## Goal
Retype the data below without altering anything.

-- start of Information provided --

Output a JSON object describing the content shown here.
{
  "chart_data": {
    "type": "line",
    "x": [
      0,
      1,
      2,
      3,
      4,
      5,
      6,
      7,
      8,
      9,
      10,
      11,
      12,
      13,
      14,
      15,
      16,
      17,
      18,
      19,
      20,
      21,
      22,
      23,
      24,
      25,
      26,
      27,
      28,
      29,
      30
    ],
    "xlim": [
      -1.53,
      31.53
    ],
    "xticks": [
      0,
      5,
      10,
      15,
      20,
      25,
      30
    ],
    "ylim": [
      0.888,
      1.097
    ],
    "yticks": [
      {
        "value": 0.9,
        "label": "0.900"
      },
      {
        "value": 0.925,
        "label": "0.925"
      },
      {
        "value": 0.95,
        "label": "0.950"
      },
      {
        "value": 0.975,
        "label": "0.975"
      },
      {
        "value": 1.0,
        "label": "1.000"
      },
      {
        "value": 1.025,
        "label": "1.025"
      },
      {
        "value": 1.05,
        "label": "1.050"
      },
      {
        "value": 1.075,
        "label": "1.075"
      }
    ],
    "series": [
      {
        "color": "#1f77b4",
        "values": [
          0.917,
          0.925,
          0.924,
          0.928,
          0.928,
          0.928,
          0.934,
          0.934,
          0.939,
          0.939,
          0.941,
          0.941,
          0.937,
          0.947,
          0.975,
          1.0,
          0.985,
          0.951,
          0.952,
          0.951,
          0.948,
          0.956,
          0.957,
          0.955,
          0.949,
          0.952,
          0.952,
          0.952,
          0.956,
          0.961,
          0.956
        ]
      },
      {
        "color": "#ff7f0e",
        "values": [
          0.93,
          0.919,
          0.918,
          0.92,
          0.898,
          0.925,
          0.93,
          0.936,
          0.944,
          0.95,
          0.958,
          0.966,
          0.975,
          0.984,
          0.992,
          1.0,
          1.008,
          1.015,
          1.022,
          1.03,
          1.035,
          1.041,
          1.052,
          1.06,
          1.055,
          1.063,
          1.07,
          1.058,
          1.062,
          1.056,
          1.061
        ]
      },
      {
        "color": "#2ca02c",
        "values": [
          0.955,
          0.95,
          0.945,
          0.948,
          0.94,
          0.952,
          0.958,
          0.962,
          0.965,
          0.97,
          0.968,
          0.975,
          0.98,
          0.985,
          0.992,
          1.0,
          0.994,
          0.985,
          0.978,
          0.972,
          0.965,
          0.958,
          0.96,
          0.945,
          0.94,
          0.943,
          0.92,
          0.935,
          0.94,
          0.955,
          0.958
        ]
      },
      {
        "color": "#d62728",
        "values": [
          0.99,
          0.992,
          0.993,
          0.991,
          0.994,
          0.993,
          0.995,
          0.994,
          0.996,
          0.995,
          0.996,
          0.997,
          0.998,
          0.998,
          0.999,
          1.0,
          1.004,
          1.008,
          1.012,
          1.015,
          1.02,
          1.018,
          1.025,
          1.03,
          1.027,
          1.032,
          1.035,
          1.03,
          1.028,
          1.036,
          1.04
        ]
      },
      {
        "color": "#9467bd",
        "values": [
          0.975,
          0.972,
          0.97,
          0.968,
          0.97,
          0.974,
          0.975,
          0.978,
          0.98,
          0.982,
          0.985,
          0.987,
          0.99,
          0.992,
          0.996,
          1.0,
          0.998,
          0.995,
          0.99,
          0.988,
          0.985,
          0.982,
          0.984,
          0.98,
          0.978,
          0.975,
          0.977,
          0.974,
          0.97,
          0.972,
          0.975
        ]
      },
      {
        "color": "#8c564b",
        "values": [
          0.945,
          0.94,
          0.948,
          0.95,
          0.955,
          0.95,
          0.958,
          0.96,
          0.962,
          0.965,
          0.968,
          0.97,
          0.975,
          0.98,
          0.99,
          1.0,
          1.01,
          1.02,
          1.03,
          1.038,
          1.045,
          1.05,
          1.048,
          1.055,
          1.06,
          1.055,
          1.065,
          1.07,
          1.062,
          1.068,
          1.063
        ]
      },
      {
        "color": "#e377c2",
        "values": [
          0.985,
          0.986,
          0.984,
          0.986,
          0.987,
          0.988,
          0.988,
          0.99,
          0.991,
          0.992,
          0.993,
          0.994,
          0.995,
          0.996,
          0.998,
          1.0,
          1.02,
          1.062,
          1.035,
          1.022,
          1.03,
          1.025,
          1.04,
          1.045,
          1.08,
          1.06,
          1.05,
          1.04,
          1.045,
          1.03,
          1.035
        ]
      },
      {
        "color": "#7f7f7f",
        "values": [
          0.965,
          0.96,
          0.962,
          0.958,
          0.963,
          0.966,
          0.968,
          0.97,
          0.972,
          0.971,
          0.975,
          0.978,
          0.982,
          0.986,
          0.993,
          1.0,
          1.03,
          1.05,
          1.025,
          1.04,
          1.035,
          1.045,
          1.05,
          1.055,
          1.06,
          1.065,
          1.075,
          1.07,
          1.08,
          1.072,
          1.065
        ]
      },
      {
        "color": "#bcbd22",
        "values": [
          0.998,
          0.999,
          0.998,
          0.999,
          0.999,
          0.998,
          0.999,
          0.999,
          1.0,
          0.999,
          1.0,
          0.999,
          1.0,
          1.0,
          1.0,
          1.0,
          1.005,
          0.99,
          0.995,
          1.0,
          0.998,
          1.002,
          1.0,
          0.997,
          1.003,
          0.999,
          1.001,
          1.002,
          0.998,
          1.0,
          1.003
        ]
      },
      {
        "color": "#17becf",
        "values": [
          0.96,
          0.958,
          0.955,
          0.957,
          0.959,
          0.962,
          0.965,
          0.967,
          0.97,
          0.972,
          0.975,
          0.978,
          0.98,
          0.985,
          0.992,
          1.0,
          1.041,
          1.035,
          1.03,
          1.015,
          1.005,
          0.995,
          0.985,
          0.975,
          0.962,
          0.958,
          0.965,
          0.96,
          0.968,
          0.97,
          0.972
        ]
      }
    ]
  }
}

-- end of Information provided --

## Written response
Output a JSON object describing the content shown here.
{
  "chart_data": {
    "type": "line",
    "x": [
      0,
      1,
      2,
      3,
      4,
      5,
      6,
      7,
      8,
      9,
      10,
      11,
      12,
      13,
      14,
      15,
      16,
      17,
      18,
      19,
      20,
      21,
      22,
      23,
      24,
      25,
      26,
      27,
      28,
      29,
      30
    ],
    "xlim": [
      -1.53,
      31.53
    ],
    "xticks": [
      0,
      5,
      10,
      15,
      20,
      25,
      30
    ],
    "ylim": [
      0.888,
      1.097
    ],
    "yticks": [
      {
        "value": 0.9,
        "label": "0.900"
      },
      {
        "value": 0.925,
        "label": "0.925"
      },
      {
        "value": 0.95,
        "label": "0.950"
      },
      {
        "value": 0.975,
        "label": "0.975"
      },
      {
        "value": 1.0,
        "label": "1.000"
      },
      {
        "value": 1.025,
        "label": "1.025"
      },
      {
        "value": 1.05,
        "label": "1.050"
      },
      {
        "value": 1.075,
        "label": "1.075"
      }
    ],
    "series": [
      {
        "color": "#1f77b4",
        "values": [
          0.917,
          0.925,
          0.924,
          0.928,
          0.928,
          0.928,
          0.934,
          0.934,
          0.939,
          0.939,
          0.941,
          0.941,
          0.937,
          0.947,
          0.975,
          1.0,
          0.985,
          0.951,
          0.952,
          0.951,
          0.948,
          0.956,
          0.957,
          0.955,
          0.949,
          0.952,
          0.952,
          0.952,
          0.956,
          0.961,
          0.956
        ]
      },
      {
        "color": "#ff7f0e",
        "values": [
          0.93,
          0.919,
          0.918,
          0.92,
          0.898,
          0.925,
          0.93,
          0.936,
          0.944,
          0.95,
          0.958,
          0.966,
          0.975,
          0.984,
          0.992,
          1.0,
          1.008,
          1.015,
          1.022,
          1.03,
          1.035,
          1.041,
          1.052,
          1.06,
          1.055,
          1.063,
          1.07,
          1.058,
          1.062,
          1.056,
          1.061
        ]
      },
      {
        "color": "#2ca02c",
        "values": [
          0.955,
          0.95,
          0.945,
          0.948,
          0.94,
          0.952,
          0.958,
          0.962,
          0.965,
          0.97,
          0.968,
          0.975,
          0.98,
          0.985,
          0.992,
          1.0,
          0.994,
          0.985,
          0.978,
          0.972,
          0.965,
          0.958,
          0.96,
          0.945,
          0.94,
          0.943,
          0.92,
          0.935,
          0.94,
          0.955,
          0.958
        ]
      },
      {
        "color": "#d62728",
        "values": [
          0.99,
          0.992,
          0.993,
          0.991,
          0.994,
          0.993,
          0.995,
          0.994,
          0.996,
          0.995,
          0.996,
          0.997,
          0.998,
          0.998,
          0.999,
          1.0,
          1.004,
          1.008,
          1.012,
          1.015,
          1.02,
          1.018,
          1.025,
          1.03,
          1.027,
          1.032,
          1.035,
          1.03,
          1.028,
          1.036,
          1.04
        ]
      },
      {
        "color": "#9467bd",
        "values": [
          0.975,
          0.972,
          0.97,
          0.968,
          0.97,
          0.974,
          0.975,
          0.978,
          0.98,
          0.982,
          0.985,
          0.987,
          0.99,
          0.992,
          0.996,
          1.0,
          0.998,
          0.995,
          0.99,
          0.988,
          0.985,
          0.982,
          0.984,
          0.98,
          0.978,
          0.975,
          0.977,
          0.974,
          0.97,
          0.972,
          0.975
        ]
      },
      {
        "color": "#8c564b",
        "values": [
          0.945,
          0.94,
          0.948,
          0.95,
          0.955,
          0.95,
          0.958,
          0.96,
          0.962,
          0.965,
          0.968,
          0.97,
          0.975,
          0.98,
          0.99,
          1.0,
          1.01,
          1.02,
          1.03,
          1.038,
          1.045,
          1.05,
          1.048,
          1.055,
          1.06,
          1.055,
          1.065,
          1.07,
          1.062,
          1.068,
          1.063
        ]
      },
      {
        "color": "#e377c2",
        "values": [
          0.985,
          0.986,
          0.984,
          0.986,
          0.987,
          0.988,
          0.988,
          0.99,
          0.991,
          0.992,
          0.993,
          0.994,
          0.995,
          0.996,
          0.998,
          1.0,
          1.02,
          1.062,
          1.035,
          1.022,
          1.03,
          1.025,
          1.04,
          1.045,
          1.08,
          1.06,
          1.05,
          1.04,
          1.045,
          1.03,
          1.035
        ]
      },
      {
        "color": "#7f7f7f",
        "values": [
          0.965,
          0.96,
          0.962,
          0.958,
          0.963,
          0.966,
          0.968,
          0.97,
          0.972,
          0.971,
          0.975,
          0.978,
          0.982,
          0.986,
          0.993,
          1.0,
          1.03,
          1.05,
          1.025,
          1.04,
          1.035,
          1.045,
          1.05,
          1.055,
          1.06,
          1.065,
          1.075,
          1.07,
          1.08,
          1.072,
          1.065
        ]
      },
      {
        "color": "#bcbd22",
        "values": [
          0.998,
          0.999,
          0.998,
          0.999,
          0.999,
          0.998,
          0.999,
          0.999,
          1.0,
          0.999,
          1.0,
          0.999,
          1.0,
          1.0,
          1.0,
          1.0,
          1.005,
          0.99,
          0.995,
          1.0,
          0.998,
          1.002,
          1.0,
          0.997,
          1.003,
          0.999,
          1.001,
          1.002,
          0.998,
          1.0,
          1.003
        ]
      },
      {
        "color": "#17becf",
        "values": [
          0.96,
          0.958,
          0.955,
          0.957,
          0.959,
          0.962,
          0.965,
          0.967,
          0.97,
          0.972,
          0.975,
          0.978,
          0.98,
          0.985,
          0.992,
          1.0,
          1.041,
          1.035,
          1.03,
          1.015,
          1.005,
          0.995,
          0.985,
          0.975,
          0.962,
          0.958,
          0.965,
          0.96,
          0.968,
          0.97,
          0.972
        ]
      }
    ]
  }
}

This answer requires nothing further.